- [Problem to work on]:
Print the listing that follows, character for character.

[Collection entries]
-- START --

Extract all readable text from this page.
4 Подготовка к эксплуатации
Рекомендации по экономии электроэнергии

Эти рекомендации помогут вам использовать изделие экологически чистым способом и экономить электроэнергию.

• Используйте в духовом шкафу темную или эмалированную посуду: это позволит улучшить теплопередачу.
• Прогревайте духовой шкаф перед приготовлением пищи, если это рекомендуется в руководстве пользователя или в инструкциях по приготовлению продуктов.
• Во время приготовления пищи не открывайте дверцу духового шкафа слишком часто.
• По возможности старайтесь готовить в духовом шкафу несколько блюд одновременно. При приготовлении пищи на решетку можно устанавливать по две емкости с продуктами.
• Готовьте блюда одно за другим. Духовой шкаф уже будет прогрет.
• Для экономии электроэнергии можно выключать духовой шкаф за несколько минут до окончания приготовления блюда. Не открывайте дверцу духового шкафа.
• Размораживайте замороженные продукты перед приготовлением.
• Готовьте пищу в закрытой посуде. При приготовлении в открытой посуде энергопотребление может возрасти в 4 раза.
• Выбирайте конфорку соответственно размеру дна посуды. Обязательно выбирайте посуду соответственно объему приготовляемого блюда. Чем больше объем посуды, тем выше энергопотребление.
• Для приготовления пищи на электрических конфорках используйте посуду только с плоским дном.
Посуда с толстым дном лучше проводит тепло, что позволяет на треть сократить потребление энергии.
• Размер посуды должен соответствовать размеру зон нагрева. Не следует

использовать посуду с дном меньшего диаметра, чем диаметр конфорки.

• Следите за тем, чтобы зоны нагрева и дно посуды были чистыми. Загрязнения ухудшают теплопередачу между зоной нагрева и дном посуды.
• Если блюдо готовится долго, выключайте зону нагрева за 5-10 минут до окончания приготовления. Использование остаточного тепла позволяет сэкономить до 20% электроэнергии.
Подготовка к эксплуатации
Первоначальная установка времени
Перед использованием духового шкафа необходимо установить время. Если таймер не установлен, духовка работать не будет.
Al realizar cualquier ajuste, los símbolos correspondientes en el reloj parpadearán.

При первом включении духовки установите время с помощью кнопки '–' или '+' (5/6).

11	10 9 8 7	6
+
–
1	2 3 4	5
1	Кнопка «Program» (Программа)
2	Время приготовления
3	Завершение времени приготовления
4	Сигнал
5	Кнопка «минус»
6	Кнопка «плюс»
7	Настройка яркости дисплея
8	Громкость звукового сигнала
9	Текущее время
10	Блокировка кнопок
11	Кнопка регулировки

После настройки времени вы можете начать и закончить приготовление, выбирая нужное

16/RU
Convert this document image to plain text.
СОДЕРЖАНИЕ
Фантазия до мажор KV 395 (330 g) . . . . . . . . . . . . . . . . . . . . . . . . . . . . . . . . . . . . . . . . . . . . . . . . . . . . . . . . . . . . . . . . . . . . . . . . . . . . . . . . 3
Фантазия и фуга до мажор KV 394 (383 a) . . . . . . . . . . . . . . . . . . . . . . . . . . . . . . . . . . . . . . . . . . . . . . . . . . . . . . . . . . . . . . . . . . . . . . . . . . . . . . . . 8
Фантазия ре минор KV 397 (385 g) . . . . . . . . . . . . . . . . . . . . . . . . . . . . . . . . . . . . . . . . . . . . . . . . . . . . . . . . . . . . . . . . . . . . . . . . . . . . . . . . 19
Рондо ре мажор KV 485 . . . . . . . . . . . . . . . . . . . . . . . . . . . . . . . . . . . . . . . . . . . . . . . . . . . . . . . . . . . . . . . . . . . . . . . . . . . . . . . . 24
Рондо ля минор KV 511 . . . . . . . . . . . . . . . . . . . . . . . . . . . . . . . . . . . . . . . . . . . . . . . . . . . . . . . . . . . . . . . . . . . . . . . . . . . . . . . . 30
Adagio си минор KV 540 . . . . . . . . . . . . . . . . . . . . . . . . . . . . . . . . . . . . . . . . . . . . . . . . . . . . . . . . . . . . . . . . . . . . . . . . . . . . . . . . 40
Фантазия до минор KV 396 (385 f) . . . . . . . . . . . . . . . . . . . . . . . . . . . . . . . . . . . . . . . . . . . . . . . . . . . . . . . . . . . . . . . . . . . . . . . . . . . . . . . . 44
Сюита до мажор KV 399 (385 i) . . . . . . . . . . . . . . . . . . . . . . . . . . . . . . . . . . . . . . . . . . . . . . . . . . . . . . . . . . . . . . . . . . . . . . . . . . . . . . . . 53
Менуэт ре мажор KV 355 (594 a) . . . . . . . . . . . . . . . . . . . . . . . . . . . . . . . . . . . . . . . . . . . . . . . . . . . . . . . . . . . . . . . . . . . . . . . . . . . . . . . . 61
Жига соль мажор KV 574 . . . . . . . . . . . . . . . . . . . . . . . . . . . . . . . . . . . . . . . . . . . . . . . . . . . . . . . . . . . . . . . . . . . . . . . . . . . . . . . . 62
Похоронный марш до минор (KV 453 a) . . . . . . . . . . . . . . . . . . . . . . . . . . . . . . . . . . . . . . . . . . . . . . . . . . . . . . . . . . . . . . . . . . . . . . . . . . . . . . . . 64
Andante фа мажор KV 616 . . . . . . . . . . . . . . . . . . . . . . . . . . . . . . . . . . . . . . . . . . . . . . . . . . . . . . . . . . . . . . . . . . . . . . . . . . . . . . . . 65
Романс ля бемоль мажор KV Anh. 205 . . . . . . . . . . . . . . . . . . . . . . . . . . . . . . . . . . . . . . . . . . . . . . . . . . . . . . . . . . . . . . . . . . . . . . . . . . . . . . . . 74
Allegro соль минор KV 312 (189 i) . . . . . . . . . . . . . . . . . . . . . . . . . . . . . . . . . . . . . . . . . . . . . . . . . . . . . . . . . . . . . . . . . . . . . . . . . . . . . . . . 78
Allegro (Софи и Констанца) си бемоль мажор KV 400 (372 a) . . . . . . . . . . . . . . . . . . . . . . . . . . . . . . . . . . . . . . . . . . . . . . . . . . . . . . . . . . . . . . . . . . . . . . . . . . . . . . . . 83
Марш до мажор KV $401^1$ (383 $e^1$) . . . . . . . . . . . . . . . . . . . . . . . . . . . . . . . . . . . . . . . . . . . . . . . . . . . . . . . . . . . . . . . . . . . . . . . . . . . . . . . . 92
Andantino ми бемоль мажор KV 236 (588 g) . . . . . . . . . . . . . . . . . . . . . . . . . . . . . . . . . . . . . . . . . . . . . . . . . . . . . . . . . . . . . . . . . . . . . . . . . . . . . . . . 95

-- END --

- [Reply to the task]:
Extract all readable text from this page.
4 Подготовка к эксплуатации
Рекомендации по экономии электроэнергии

Эти рекомендации помогут вам использовать изделие экологически чистым способом и экономить электроэнергию.

• Используйте в духовом шкафу темную или эмалированную посуду: это позволит улучшить теплопередачу.
• Прогревайте духовой шкаф перед приготовлением пищи, если это рекомендуется в руководстве пользователя или в инструкциях по приготовлению продуктов.
• Во время приготовления пищи не открывайте дверцу духового шкафа слишком часто.
• По возможности старайтесь готовить в духовом шкафу несколько блюд одновременно. При приготовлении пищи на решетку можно устанавливать по две емкости с продуктами.
• Готовьте блюда одно за другим. Духовой шкаф уже будет прогрет.
• Для экономии электроэнергии можно выключать духовой шкаф за несколько минут до окончания приготовления блюда. Не открывайте дверцу духового шкафа.
• Размораживайте замороженные продукты перед приготовлением.
• Готовьте пищу в закрытой посуде. При приготовлении в открытой посуде энергопотребление может возрасти в 4 раза.
• Выбирайте конфорку соответственно размеру дна посуды. Обязательно выбирайте посуду соответственно объему приготовляемого блюда. Чем больше объем посуды, тем выше энергопотребление.
• Для приготовления пищи на электрических конфорках используйте посуду только с плоским дном.
Посуда с толстым дном лучше проводит тепло, что позволяет на треть сократить потребление энергии.
• Размер посуды должен соответствовать размеру зон нагрева. Не следует

использовать посуду с дном меньшего диаметра, чем диаметр конфорки.

• Следите за тем, чтобы зоны нагрева и дно посуды были чистыми. Загрязнения ухудшают теплопередачу между зоной нагрева и дном посуды.
• Если блюдо готовится долго, выключайте зону нагрева за 5-10 минут до окончания приготовления. Использование остаточного тепла позволяет сэкономить до 20% электроэнергии.
Подготовка к эксплуатации
Первоначальная установка времени
Перед использованием духового шкафа необходимо установить время. Если таймер не установлен, духовка работать не будет.
Al realizar cualquier ajuste, los símbolos correspondientes en el reloj parpadearán.

При первом включении духовки установите время с помощью кнопки '–' или '+' (5/6).

11	10 9 8 7	6
+
–
1	2 3 4	5
1	Кнопка «Program» (Программа)
2	Время приготовления
3	Завершение времени приготовления
4	Сигнал
5	Кнопка «минус»
6	Кнопка «плюс»
7	Настройка яркости дисплея
8	Громкость звукового сигнала
9	Текущее время
10	Блокировка кнопок
11	Кнопка регулировки

После настройки времени вы можете начать и закончить приготовление, выбирая нужное

16/RU
Convert this document image to plain text.
СОДЕРЖАНИЕ
Фантазия до мажор KV 395 (330 g) . . . . . . . . . . . . . . . . . . . . . . . . . . . . . . . . . . . . . . . . . . . . . . . . . . . . . . . . . . . . . . . . . . . . . . . . . . . . . . . . 3
Фантазия и фуга до мажор KV 394 (383 a) . . . . . . . . . . . . . . . . . . . . . . . . . . . . . . . . . . . . . . . . . . . . . . . . . . . . . . . . . . . . . . . . . . . . . . . . . . . . . . . . 8
Фантазия ре минор KV 397 (385 g) . . . . . . . . . . . . . . . . . . . . . . . . . . . . . . . . . . . . . . . . . . . . . . . . . . . . . . . . . . . . . . . . . . . . . . . . . . . . . . . . 19
Рондо ре мажор KV 485 . . . . . . . . . . . . . . . . . . . . . . . . . . . . . . . . . . . . . . . . . . . . . . . . . . . . . . . . . . . . . . . . . . . . . . . . . . . . . . . . 24
Рондо ля минор KV 511 . . . . . . . . . . . . . . . . . . . . . . . . . . . . . . . . . . . . . . . . . . . . . . . . . . . . . . . . . . . . . . . . . . . . . . . . . . . . . . . . 30
Adagio си минор KV 540 . . . . . . . . . . . . . . . . . . . . . . . . . . . . . . . . . . . . . . . . . . . . . . . . . . . . . . . . . . . . . . . . . . . . . . . . . . . . . . . . 40
Фантазия до минор KV 396 (385 f) . . . . . . . . . . . . . . . . . . . . . . . . . . . . . . . . . . . . . . . . . . . . . . . . . . . . . . . . . . . . . . . . . . . . . . . . . . . . . . . . 44
Сюита до мажор KV 399 (385 i) . . . . . . . . . . . . . . . . . . . . . . . . . . . . . . . . . . . . . . . . . . . . . . . . . . . . . . . . . . . . . . . . . . . . . . . . . . . . . . . . 53
Менуэт ре мажор KV 355 (594 a) . . . . . . . . . . . . . . . . . . . . . . . . . . . . . . . . . . . . . . . . . . . . . . . . . . . . . . . . . . . . . . . . . . . . . . . . . . . . . . . . 61
Жига соль мажор KV 574 . . . . . . . . . . . . . . . . . . . . . . . . . . . . . . . . . . . . . . . . . . . . . . . . . . . . . . . . . . . . . . . . . . . . . . . . . . . . . . . . 62
Похоронный марш до минор (KV 453 a) . . . . . . . . . . . . . . . . . . . . . . . . . . . . . . . . . . . . . . . . . . . . . . . . . . . . . . . . . . . . . . . . . . . . . . . . . . . . . . . . 64
Andante фа мажор KV 616 . . . . . . . . . . . . . . . . . . . . . . . . . . . . . . . . . . . . . . . . . . . . . . . . . . . . . . . . . . . . . . . . . . . . . . . . . . . . . . . . 65
Романс ля бемоль мажор KV Anh. 205 . . . . . . . . . . . . . . . . . . . . . . . . . . . . . . . . . . . . . . . . . . . . . . . . . . . . . . . . . . . . . . . . . . . . . . . . . . . . . . . . 74
Allegro соль минор KV 312 (189 i) . . . . . . . . . . . . . . . . . . . . . . . . . . . . . . . . . . . . . . . . . . . . . . . . . . . . . . . . . . . . . . . . . . . . . . . . . . . . . . . . 78
Allegro (Софи и Констанца) си бемоль мажор KV 400 (372 a) . . . . . . . . . . . . . . . . . . . . . . . . . . . . . . . . . . . . . . . . . . . . . . . . . . . . . . . . . . . . . . . . . . . . . . . . . . . . . . . . 83
Марш до мажор KV $401^1$ (383 $e^1$) . . . . . . . . . . . . . . . . . . . . . . . . . . . . . . . . . . . . . . . . . . . . . . . . . . . . . . . . . . . . . . . . . . . . . . . . . . . . . . . . 92
Andantino ми бемоль мажор KV 236 (588 g) . . . . . . . . . . . . . . . . . . . . . . . . . . . . . . . . . . . . . . . . . . . . . . . . . . . . . . . . . . . . . . . . . . . . . . . . . . . . . . . . 95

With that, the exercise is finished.